-------- Testo dato --------

In tema di bancarotta fraudolenta patrimoniale, l'obbligo di verità, penalmente sanzionato e gravante sul fallito ex art. 87 l. fall., unitamente alla sua responsabilità in ordine alla conservazione della garanzia patrimoniale, giustifica l'apparente inversione dell'onere della prova a suo carico, in caso di mancato rinvenimento di beni aziendali o del loro ricavato, senza che ciò interferisca col diritto al silenzio garantito all'imputato in sede processual-penale.

La sentenza integrale

RITENUTO IN FATTO
1.Con sentenza del 13.12.2018 la Corte di Appello di Ancona, in parziale riforma della pronuncia emessa in primo grado nei confronti di C.S., che lo aveva dichiarato colpevole del reato di bancarotta fraudolenta patrimoniale, ha, previa concessione delle attenuanti generiche ritenute equivalenti alla contestata aggravante, rideterminato, riducendola, la pena al predetto inflitta in anni tre di reclusione, nonché ridotto le pene accessorie fallimentari, confermando nel resto la decisione del primo giudice.

2.Ricorre per cassazione l'imputato, tramite il difensore di fiducia, deducendo due motivi.

2.1.Col primo motivo deduce il vizio di motivazione per mancanza, contraddittorietà e manifesta illogicità della stessa in relazione alla distrazione di Euro 120.000,00, quale residuo di cassa, per avere la corte territoriale tratto la prova di essa dalla relazione del curatore senza averne previamente verificato l'attendibilità alla stregua della documentazione contabile, che non risulta acquisita agli atti del processo.

2.2.Col secondo motivo, proseguendo nel discorso avviato col primo, rappresenta che non può attribuirsi rilievo al fatto che l'imputato non abbia offerto giustificazioni in ordine alle mancanze rilevate dal curatore, avendo egli diritto al silenzio. Il curatore in ogni caso ha riferito di beni mancanti sulla sola base del raffronto tra il registro dei beni strumentali e il verbale di inventario, laddove il difensore ha comunque rappresentato al predetto, con istanza del 4.2.2015, che i beni indicati come mancanti fossero, in parte, ancora nel possesso del proprietario, L., in parte, allo stesso dati in custodia in occasione del rilascio forzato dell'immobile e dell'azienda ed, in parte, pignorati e venduti in una precedente esecuzione. Tali elementi smentiscono la circostanza secondo cui il C. avrebbe avuto la materiale disponibilità dei beni risultati mancanti, sicché lo stesso avrebbe dovuto essere assolto dal reato ascrittogli, quanto meno limitatamente a tale condotta (col conseguente venir meno dell'aggravante dei più fatti di bancarotta e rideterminazione della pena in misura inferiore a tre anni).

-------- Dati mostrati --------

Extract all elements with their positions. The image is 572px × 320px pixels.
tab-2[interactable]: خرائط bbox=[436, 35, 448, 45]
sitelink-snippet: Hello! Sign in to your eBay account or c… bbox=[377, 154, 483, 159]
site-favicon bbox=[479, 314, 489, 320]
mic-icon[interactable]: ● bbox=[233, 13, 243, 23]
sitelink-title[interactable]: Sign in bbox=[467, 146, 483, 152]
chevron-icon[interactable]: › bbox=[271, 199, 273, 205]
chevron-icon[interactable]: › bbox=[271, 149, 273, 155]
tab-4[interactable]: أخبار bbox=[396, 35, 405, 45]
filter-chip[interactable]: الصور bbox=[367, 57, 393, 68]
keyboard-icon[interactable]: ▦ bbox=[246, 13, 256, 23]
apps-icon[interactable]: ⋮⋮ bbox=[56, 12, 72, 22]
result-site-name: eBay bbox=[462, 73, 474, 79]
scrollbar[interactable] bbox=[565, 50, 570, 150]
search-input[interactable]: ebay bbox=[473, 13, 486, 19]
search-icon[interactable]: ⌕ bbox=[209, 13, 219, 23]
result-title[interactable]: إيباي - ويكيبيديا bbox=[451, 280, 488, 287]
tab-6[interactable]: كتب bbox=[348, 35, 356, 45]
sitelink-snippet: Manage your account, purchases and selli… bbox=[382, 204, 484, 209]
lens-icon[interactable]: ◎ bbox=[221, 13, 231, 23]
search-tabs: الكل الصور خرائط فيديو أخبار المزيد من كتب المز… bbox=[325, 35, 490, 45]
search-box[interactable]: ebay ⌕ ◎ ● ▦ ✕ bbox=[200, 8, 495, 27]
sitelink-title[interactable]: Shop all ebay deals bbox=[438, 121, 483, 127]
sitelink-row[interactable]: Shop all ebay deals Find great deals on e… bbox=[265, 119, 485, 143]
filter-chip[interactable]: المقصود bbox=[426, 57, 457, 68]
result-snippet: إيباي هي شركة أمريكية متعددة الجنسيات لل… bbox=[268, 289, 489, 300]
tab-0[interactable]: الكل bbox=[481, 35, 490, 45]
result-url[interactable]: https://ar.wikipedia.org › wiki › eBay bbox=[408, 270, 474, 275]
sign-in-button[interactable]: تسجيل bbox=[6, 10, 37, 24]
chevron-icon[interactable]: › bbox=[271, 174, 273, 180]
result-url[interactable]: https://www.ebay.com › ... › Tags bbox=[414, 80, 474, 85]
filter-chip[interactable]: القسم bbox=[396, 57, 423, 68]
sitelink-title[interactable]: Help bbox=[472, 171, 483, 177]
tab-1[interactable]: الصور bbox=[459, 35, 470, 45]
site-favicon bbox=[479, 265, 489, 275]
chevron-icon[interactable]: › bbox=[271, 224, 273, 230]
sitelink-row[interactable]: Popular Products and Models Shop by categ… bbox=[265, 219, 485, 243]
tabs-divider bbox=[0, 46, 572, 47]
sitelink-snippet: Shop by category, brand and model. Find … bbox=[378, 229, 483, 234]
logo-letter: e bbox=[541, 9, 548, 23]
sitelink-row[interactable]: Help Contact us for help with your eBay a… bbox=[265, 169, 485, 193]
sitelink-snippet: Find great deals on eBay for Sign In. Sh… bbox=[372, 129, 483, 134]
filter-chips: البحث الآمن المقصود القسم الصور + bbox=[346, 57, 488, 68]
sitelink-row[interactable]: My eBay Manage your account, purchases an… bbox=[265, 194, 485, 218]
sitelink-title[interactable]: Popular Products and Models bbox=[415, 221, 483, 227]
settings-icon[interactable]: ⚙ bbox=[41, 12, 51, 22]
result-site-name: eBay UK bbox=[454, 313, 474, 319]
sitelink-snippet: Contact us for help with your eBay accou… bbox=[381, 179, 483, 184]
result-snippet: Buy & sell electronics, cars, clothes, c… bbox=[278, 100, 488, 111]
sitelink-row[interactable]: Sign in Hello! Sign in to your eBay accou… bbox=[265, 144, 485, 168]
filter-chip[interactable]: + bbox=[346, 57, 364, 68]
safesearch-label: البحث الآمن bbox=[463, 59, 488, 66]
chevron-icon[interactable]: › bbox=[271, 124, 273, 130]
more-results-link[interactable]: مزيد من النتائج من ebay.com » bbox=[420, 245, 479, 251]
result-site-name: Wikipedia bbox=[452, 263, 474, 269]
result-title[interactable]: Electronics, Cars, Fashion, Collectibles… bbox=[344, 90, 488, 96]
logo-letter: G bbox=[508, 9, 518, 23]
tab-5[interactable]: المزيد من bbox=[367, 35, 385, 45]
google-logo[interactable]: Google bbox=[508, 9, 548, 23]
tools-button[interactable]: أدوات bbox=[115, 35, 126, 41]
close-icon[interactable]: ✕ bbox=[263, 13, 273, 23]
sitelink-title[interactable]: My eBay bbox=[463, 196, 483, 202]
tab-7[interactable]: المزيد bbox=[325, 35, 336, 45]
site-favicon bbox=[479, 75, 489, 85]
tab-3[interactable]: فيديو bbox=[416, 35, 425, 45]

--------

Consegna 1:
Nel testo sulla bancarotta fraudolenta, a quanto ha rideterminato la pena la Corte di Appello di Ancona?
Consegna 2:
Prosegui il testo sulla bancarotta fraudolenta a partire dal punto in cui si interrompe.

Risposta 1:
Tre anni di reclusione.

Risposta 2:
3. Il ricorso è stato trattato, ai sensi del D.L. n. 137 del 2020, art. 23, comma 8, convertito dalla L. 18 dicembre 2020, n. 176, senza l'intervento delle parti che hanno così concluso per iscritto:

il Sostituto Procuratore Generale presso questa Corte ha concluso chiedendo dichiararsi inammissibile il ricorso;

il difensore dell'imputato ha insistito nei motivi di ricorso chiedendone l'accoglimento.

CONSIDERATO IN DIRITTO
1. Il ricorso è infondato.

1.1.Col primo motivo si contesta genericamente che la corte territoriale non avrebbe considerato che, in assenza di prova documentale in relazione alla somma di denaro di Euro 120.000, si sarebbe dovuto mandare assolto l'imputato, non essendo sufficiente ai fini della condanna in ordine alla distrazione di tale somma quanto dichiarato dal curatore nella relazione ex art. 33 L. Fall. e in dibattimento, né il fatto che l'imputato non abbia in alcun modo giustificato le risultanze che gli si addebitano né al curatore né in sede dibattimentale.

E' solo il caso di evidenziare che il ricorrente al riguardo non contesta tanto la veridicità del dato indicato dal curatore quanto, in generale, l'attendibilità della relazione ex art. 33 L. Fall. per il solo fatto che non fossero stati ad essa allegati gli atti nella medesima richiamati, laddove la relazione ex art. 33 L. Fall., che peraltro è un atto del fascicolo fallimentare a cui ha possibilità di accesso il fallito, ben può essere posta a base della affermazione di responsabilità dell'imputato. Ed invero, come è stato già condivisibilmente affermato da questa Corte, le relazioni e gli inventari redatti dal curatore fallimentare sono ammissibili come prove documentali in ogni caso e non solo quando siano ricognitivi di una organizzazione aziendale e di una realtà contabile, atteso che gli accertamenti documentali e le dichiarazioni ricevute dal curatore costituiscono prove rilevanti nel processo penale, al fine di ricostruire le vicende amministrative della società (Sez. F, Sentenza n. 49132 del 26/07/2013, Rv. 257650, Sez. 5, n. 12338 del 30/11/2017 Ud., dep. 16/03/2018, Rv. 272664).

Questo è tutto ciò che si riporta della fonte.